BEGIN Data for the task

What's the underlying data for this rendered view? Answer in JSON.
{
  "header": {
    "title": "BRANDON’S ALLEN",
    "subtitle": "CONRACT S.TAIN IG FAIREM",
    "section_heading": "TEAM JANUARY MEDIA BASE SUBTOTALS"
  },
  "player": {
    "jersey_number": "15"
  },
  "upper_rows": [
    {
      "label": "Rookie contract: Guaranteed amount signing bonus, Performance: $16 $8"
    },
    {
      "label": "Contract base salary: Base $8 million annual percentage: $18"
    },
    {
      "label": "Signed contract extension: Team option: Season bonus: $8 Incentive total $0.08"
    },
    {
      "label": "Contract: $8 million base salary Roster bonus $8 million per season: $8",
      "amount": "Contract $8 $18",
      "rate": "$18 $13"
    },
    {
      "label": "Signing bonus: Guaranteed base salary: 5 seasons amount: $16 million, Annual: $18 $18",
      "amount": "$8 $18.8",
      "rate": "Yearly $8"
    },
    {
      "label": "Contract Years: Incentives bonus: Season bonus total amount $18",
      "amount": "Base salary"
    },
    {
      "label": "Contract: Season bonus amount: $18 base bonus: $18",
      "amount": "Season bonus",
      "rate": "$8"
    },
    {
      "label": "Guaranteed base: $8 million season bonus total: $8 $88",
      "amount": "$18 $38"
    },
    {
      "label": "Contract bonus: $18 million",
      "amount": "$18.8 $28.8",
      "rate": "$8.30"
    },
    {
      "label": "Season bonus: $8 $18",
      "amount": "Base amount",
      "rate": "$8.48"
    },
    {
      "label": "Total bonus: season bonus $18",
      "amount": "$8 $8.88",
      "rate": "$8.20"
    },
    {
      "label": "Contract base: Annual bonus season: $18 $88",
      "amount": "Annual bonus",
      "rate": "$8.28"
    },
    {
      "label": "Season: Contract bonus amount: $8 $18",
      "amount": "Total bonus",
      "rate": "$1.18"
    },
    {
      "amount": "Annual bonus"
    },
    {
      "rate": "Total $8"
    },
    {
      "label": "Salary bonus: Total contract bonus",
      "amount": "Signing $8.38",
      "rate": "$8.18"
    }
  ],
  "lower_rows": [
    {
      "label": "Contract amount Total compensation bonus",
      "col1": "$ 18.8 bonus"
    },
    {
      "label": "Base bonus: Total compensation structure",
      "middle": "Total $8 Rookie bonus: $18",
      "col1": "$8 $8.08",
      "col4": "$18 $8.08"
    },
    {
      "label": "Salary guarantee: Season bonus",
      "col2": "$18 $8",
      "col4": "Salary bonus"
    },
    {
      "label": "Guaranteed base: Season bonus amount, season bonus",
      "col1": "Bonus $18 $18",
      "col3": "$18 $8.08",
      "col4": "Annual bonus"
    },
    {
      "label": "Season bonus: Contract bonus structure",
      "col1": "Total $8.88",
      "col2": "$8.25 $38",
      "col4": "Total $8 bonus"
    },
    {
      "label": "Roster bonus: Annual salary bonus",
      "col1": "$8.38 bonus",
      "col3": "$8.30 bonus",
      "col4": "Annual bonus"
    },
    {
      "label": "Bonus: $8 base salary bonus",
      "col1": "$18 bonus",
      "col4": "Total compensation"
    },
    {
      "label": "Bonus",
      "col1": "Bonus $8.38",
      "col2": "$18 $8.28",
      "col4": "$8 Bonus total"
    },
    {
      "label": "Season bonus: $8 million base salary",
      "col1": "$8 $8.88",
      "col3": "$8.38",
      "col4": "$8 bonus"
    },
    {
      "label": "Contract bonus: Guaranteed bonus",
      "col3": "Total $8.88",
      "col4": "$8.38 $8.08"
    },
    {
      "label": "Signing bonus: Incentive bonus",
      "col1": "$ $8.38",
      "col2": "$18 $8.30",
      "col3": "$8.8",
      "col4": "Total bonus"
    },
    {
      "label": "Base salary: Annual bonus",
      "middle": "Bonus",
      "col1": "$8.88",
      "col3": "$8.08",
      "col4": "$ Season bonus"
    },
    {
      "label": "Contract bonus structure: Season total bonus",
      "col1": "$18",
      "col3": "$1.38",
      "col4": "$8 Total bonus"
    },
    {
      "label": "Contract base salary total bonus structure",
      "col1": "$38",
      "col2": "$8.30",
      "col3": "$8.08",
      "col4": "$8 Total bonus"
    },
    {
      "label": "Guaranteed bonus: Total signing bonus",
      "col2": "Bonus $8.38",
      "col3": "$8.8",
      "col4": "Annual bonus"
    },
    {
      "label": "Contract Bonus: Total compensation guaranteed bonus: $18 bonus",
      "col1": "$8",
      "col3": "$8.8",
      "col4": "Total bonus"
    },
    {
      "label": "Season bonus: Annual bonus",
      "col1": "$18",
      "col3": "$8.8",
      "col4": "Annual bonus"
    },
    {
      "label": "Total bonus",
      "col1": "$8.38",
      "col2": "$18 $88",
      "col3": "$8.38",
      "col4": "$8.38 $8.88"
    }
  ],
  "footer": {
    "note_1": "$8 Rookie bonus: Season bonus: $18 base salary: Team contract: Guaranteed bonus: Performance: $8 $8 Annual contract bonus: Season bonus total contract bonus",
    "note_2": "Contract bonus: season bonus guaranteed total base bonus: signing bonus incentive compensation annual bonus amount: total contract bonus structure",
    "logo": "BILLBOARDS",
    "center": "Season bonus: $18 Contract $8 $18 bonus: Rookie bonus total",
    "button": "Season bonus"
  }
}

END Data for the task

__Request__
Collect the lines of the data that carry the word "structure".

__The answer__
      "label": "Base bonus: Total compensation structure",
      "label": "Season bonus: Contract bonus structure",
      "label": "Contract bonus structure: Season total bonus",
      "label": "Contract base salary total bonus structure",
    "note_2": "Contract bonus: season bonus guaranteed total base bonus: signing bonus incentive compensation annual bonus amount: total contract bonus structure",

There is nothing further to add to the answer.